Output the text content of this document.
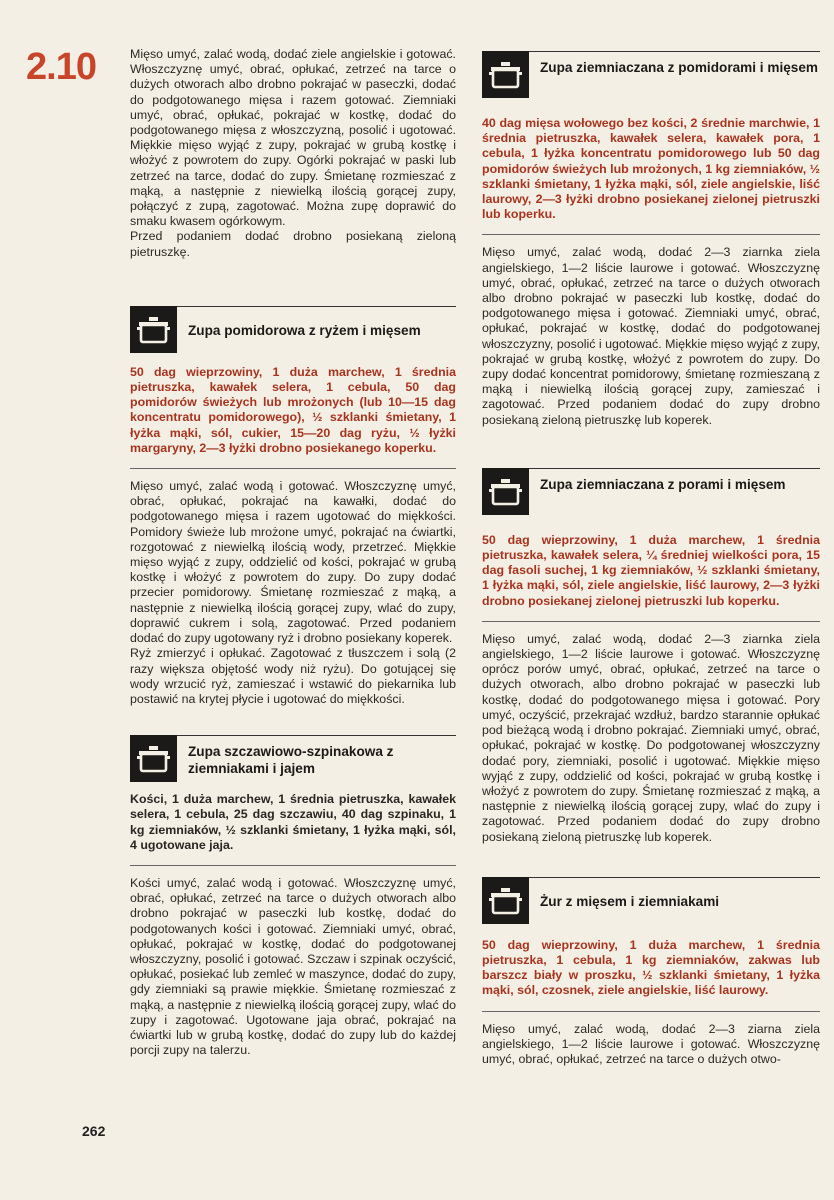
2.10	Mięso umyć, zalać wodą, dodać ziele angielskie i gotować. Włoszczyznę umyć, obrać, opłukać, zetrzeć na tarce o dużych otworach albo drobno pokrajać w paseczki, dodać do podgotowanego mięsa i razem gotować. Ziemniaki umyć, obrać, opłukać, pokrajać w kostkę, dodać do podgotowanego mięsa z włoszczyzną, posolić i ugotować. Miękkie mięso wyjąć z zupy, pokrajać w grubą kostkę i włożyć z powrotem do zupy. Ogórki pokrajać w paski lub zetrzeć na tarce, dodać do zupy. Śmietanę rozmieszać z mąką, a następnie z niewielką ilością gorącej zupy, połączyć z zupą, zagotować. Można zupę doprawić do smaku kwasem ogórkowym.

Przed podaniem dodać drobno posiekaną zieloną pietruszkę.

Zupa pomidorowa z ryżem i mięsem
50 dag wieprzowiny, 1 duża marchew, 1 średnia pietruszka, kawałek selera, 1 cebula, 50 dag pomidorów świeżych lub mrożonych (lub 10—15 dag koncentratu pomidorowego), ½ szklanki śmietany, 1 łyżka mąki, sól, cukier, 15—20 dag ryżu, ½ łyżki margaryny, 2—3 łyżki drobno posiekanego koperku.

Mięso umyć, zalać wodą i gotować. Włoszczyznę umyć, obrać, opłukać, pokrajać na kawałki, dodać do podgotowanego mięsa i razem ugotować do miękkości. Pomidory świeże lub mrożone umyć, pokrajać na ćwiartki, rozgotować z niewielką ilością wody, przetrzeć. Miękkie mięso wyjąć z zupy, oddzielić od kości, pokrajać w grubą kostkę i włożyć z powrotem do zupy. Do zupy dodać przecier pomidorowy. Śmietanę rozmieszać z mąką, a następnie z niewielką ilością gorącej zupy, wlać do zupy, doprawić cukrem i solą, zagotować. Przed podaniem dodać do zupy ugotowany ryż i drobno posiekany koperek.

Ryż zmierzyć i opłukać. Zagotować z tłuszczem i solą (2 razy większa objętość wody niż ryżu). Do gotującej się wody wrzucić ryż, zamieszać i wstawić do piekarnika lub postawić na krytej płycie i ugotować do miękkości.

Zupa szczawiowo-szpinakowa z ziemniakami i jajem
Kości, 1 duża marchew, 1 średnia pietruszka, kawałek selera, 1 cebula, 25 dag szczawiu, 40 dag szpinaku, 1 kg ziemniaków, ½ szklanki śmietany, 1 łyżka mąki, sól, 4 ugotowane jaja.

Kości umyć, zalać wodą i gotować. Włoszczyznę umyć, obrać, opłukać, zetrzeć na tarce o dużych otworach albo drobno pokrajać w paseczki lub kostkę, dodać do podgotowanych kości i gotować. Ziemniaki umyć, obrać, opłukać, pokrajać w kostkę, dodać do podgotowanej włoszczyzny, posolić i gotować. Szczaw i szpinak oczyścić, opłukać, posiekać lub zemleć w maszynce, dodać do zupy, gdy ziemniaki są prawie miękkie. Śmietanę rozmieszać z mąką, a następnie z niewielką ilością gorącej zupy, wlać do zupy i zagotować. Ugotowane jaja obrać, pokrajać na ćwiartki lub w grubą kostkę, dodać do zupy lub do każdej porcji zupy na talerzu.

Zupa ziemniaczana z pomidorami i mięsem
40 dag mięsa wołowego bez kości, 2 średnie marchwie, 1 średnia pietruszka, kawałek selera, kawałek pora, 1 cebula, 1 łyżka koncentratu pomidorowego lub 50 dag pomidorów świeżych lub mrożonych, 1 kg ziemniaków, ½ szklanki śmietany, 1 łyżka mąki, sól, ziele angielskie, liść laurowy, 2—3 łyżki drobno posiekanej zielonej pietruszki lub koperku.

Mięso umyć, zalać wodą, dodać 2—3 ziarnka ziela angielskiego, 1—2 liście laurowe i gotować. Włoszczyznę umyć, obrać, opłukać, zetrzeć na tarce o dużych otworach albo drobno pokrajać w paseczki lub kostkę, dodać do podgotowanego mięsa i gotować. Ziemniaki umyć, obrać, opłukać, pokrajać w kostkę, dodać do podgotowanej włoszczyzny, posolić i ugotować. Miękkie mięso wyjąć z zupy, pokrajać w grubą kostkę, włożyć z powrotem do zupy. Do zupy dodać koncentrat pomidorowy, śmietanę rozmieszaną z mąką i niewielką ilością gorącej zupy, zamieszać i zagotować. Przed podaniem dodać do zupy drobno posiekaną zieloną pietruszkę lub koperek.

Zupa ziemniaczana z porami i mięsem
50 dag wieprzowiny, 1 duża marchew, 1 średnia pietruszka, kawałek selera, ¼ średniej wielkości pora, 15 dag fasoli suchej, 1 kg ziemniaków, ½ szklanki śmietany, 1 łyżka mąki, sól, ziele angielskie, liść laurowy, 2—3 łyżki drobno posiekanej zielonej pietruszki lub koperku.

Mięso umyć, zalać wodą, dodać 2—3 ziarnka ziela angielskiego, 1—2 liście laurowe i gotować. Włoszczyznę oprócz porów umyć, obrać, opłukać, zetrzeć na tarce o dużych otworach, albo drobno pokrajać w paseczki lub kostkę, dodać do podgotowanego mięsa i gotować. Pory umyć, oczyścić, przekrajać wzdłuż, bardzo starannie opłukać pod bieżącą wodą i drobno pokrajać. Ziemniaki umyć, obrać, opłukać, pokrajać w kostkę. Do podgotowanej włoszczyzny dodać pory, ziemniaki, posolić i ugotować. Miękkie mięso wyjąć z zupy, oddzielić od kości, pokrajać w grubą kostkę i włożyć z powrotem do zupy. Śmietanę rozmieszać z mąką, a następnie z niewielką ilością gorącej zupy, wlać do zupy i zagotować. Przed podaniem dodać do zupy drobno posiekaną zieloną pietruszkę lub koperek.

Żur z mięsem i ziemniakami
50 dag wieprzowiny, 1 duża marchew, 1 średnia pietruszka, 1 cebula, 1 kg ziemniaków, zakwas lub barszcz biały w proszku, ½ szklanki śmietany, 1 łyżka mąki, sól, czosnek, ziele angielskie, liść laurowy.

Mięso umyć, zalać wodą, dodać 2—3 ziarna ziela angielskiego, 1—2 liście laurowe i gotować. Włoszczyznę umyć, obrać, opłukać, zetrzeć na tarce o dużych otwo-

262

═══

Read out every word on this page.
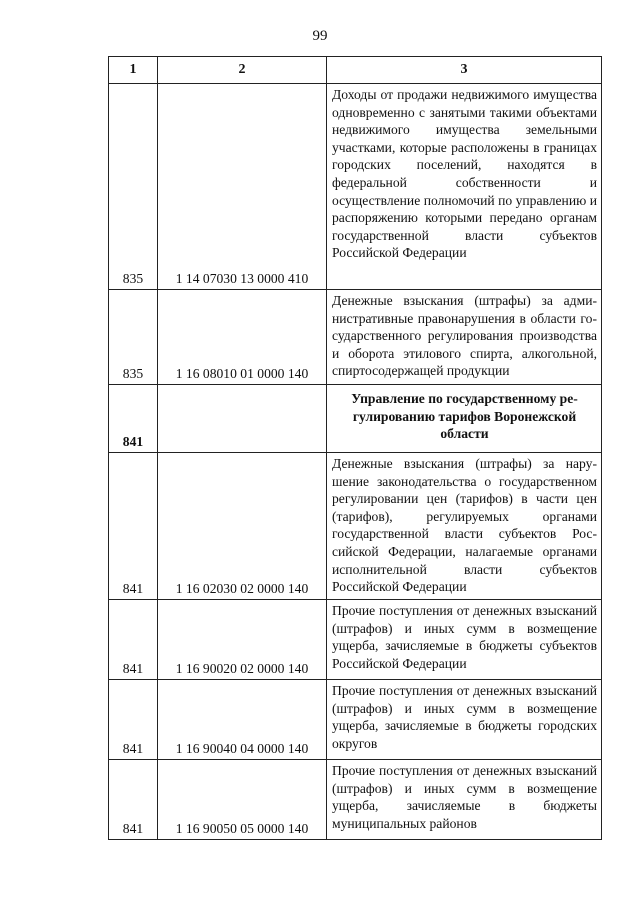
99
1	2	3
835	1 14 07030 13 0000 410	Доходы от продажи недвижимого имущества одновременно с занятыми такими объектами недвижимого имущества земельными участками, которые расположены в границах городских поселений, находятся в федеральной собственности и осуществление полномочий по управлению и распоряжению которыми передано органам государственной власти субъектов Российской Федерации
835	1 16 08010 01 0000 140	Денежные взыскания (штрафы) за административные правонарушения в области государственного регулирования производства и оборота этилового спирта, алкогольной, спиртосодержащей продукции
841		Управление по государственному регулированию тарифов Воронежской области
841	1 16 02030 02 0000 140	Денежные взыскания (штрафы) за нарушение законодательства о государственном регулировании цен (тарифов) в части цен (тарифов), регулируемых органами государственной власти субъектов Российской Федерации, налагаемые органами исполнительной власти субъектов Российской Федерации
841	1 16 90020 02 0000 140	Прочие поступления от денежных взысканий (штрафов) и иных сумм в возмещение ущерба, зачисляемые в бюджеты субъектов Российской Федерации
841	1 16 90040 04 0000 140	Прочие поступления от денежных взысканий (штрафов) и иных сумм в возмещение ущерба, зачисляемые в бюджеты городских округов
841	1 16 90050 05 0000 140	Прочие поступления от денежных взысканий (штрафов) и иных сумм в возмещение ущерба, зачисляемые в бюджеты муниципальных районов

═══

#### [PROBLEM]
Write out every line of the preceding listing that contains "Zupa".

#### [OUTPUT FOR THIS TASK]
Zupa pomidorowa z ryżem i mięsem
Zupa szczawiowo-szpinakowa z ziemniakami i jajem
Zupa ziemniaczana z pomidorami i mięsem
Zupa ziemniaczana z porami i mięsem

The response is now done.